-- Start LISTING --

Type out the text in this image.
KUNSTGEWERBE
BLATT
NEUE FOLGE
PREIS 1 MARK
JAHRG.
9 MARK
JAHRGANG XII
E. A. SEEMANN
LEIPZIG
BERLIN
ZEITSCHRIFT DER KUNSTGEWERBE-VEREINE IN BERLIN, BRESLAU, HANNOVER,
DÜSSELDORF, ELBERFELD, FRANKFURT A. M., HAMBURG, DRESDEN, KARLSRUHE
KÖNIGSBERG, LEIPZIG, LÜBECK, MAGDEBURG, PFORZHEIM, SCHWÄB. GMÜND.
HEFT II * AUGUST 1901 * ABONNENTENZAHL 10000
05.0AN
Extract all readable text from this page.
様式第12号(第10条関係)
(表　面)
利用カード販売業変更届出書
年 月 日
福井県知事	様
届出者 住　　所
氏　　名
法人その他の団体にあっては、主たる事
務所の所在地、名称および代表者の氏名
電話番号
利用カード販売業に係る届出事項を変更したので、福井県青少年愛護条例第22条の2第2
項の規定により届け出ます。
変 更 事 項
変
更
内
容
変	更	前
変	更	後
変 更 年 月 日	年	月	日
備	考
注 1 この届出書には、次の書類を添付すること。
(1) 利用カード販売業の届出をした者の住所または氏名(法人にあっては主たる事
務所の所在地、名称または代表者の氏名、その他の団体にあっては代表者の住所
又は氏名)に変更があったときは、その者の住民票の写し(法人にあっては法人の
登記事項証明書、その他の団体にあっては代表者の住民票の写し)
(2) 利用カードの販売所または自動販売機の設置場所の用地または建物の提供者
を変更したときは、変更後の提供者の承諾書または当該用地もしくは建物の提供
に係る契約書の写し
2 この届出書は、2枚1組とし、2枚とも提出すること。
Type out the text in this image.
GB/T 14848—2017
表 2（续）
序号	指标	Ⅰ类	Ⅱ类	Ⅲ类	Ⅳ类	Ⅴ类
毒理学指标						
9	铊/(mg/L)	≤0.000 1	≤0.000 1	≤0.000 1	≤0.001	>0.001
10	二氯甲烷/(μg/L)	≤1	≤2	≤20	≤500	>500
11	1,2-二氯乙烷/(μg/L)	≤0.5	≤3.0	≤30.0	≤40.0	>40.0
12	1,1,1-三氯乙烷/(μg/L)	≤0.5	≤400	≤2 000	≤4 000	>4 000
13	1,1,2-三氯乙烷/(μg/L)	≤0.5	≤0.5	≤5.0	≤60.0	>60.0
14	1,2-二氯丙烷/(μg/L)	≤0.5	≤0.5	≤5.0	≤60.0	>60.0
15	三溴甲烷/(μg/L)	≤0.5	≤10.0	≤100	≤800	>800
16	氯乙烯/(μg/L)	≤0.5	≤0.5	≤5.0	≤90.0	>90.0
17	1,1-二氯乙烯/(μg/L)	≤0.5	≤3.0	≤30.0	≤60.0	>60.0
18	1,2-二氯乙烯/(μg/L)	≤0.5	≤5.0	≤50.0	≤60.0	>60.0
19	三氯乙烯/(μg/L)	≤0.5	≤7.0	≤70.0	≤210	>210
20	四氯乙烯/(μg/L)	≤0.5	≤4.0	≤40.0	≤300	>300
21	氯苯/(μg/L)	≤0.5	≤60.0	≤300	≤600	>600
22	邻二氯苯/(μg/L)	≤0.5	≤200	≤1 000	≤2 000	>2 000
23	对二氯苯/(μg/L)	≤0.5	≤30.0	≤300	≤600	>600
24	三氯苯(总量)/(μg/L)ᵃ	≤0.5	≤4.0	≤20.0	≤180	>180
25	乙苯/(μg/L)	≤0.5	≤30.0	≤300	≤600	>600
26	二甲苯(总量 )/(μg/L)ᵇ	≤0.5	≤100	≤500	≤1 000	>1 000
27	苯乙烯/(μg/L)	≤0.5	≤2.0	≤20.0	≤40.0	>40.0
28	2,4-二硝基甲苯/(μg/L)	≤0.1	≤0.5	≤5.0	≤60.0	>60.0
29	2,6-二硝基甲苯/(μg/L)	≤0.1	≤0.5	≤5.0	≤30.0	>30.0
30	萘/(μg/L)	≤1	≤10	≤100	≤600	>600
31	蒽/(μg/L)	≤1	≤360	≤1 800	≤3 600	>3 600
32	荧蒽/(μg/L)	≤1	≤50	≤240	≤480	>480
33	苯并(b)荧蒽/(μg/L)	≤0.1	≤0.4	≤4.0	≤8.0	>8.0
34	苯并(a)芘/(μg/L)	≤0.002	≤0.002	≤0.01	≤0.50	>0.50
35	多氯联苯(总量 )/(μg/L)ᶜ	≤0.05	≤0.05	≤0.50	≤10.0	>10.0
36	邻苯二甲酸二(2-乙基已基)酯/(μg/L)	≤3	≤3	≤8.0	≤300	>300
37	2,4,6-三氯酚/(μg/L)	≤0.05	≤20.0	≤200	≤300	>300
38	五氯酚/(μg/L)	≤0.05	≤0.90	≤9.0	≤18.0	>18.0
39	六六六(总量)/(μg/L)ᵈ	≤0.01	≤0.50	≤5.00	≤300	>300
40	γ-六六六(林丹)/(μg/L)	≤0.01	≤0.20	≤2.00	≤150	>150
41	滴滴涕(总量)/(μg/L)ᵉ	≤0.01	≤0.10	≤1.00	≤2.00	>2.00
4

-- End LISTING --

▶ [REQUIRED TASK] Find every line in the records above that contains the word "三氯乙烷", and copy each one.

▶ [RESPONSE FOR THIS EXERCISE]
12	1,1,1-三氯乙烷/(μg/L)	≤0.5	≤400	≤2 000	≤4 000	>4 000
13	1,1,2-三氯乙烷/(μg/L)	≤0.5	≤0.5	≤5.0	≤60.0	>60.0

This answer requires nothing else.